## The request
Gather every line of the entries that includes the word "polar".

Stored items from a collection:
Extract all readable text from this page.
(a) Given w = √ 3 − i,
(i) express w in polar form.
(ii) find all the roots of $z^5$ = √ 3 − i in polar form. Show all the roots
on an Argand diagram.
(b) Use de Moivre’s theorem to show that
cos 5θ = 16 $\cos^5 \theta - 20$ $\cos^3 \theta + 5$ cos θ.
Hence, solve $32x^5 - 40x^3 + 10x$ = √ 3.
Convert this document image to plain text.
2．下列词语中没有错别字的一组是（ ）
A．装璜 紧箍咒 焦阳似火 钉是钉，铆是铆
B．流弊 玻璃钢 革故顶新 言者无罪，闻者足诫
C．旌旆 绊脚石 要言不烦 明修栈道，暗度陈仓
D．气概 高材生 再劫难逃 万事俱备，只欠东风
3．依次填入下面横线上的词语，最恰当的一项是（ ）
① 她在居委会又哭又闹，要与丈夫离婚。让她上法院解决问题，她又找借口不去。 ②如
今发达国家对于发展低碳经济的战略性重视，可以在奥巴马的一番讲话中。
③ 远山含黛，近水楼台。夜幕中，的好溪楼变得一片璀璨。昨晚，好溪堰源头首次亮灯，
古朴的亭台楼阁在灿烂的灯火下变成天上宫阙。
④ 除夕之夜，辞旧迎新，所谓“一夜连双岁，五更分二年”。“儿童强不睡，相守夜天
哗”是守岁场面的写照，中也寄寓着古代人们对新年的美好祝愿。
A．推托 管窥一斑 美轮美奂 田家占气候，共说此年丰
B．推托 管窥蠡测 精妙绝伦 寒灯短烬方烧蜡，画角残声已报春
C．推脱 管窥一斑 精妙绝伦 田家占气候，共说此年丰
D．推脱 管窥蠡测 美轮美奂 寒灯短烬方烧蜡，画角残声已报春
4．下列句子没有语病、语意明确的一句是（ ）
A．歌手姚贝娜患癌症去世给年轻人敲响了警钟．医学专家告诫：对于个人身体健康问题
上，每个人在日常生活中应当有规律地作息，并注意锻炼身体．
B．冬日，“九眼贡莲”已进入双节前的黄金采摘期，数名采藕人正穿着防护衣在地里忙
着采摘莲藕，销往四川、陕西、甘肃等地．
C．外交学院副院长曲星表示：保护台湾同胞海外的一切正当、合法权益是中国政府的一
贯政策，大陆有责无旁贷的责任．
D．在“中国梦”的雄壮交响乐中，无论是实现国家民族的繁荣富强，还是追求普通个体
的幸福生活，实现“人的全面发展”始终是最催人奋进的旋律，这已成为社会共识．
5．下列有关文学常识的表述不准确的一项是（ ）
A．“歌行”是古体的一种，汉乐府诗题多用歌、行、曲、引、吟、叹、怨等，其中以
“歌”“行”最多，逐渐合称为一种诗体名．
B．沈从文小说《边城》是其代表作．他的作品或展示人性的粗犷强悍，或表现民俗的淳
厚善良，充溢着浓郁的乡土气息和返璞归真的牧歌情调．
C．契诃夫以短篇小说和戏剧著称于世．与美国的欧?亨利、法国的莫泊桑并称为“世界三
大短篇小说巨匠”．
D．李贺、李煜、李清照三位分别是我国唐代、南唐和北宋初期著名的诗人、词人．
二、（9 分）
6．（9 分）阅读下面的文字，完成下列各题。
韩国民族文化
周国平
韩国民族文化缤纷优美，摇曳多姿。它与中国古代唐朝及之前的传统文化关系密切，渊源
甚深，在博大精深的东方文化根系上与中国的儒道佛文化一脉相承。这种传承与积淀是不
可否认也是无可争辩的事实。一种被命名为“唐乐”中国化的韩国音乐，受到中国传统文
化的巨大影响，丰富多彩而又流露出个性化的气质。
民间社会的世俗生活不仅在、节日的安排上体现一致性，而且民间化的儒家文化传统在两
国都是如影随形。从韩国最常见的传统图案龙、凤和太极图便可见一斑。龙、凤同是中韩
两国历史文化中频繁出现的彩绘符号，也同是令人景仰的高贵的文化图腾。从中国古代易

## Worked answer
(i) express w in polar form.
(ii) find all the roots of $z^5$ = √ 3 − i in polar form. Show all the roots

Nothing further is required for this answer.